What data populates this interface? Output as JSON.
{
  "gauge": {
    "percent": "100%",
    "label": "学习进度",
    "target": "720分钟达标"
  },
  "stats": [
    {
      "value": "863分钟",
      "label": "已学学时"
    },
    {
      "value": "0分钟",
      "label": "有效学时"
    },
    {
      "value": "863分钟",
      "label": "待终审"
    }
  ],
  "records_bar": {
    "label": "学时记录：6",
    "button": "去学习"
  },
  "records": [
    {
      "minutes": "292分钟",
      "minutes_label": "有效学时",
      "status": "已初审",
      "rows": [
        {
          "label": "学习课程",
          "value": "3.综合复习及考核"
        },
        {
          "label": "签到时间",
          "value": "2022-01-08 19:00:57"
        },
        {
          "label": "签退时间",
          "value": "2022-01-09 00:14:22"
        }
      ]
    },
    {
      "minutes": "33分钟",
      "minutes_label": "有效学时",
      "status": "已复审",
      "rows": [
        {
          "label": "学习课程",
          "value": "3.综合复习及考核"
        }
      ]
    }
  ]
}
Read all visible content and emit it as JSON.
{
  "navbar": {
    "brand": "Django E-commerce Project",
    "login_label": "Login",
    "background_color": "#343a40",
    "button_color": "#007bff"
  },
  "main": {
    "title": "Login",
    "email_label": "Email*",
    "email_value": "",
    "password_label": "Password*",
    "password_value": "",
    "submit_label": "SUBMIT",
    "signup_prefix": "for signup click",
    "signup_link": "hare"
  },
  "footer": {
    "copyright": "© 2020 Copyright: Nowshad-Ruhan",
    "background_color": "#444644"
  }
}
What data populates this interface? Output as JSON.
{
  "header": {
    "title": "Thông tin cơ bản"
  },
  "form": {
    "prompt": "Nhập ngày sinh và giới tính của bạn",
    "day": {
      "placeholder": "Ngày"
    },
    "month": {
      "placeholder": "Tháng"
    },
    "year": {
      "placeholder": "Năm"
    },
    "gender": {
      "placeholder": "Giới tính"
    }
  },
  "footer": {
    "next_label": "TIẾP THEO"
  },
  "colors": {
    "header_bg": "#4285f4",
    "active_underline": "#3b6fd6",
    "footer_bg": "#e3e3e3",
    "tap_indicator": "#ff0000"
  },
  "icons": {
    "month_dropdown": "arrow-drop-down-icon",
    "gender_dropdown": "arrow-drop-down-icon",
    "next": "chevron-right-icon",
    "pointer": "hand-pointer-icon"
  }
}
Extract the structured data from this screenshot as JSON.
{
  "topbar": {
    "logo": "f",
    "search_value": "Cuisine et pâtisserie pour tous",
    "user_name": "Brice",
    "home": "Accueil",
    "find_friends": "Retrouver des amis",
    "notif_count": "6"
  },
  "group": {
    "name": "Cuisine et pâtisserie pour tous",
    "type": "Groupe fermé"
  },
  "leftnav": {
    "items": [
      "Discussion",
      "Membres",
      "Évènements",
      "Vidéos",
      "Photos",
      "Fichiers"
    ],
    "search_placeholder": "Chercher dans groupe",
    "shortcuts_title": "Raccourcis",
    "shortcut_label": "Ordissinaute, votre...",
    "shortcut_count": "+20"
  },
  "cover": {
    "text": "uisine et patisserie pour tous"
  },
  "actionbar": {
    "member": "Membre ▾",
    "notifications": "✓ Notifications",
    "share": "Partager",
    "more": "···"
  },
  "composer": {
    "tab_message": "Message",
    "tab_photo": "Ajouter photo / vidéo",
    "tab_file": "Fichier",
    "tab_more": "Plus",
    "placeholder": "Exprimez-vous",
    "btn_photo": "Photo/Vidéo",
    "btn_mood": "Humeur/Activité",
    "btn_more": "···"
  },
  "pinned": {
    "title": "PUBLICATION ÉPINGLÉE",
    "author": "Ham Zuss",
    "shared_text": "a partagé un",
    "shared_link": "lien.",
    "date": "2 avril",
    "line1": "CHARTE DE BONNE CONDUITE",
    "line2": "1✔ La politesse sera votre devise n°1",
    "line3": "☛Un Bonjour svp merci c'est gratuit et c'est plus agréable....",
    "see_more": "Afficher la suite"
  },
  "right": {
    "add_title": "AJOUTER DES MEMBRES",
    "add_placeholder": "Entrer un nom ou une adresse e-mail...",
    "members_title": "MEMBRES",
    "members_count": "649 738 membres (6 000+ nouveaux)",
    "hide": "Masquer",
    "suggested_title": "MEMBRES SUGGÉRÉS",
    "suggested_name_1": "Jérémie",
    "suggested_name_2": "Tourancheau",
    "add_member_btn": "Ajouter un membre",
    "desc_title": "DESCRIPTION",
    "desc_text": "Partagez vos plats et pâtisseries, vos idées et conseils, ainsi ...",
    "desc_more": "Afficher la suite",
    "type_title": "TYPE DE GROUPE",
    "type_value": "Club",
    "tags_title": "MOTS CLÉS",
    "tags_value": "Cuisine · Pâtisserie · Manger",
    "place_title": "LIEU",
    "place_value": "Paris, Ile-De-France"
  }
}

→ What to do
From the material above, gather all lines that include the string "JSON" and copy them.

→ Finished answer
What data populates this interface? Output as JSON.
Read all visible content and emit it as JSON.
What data populates this interface? Output as JSON.
Extract the structured data from this screenshot as JSON.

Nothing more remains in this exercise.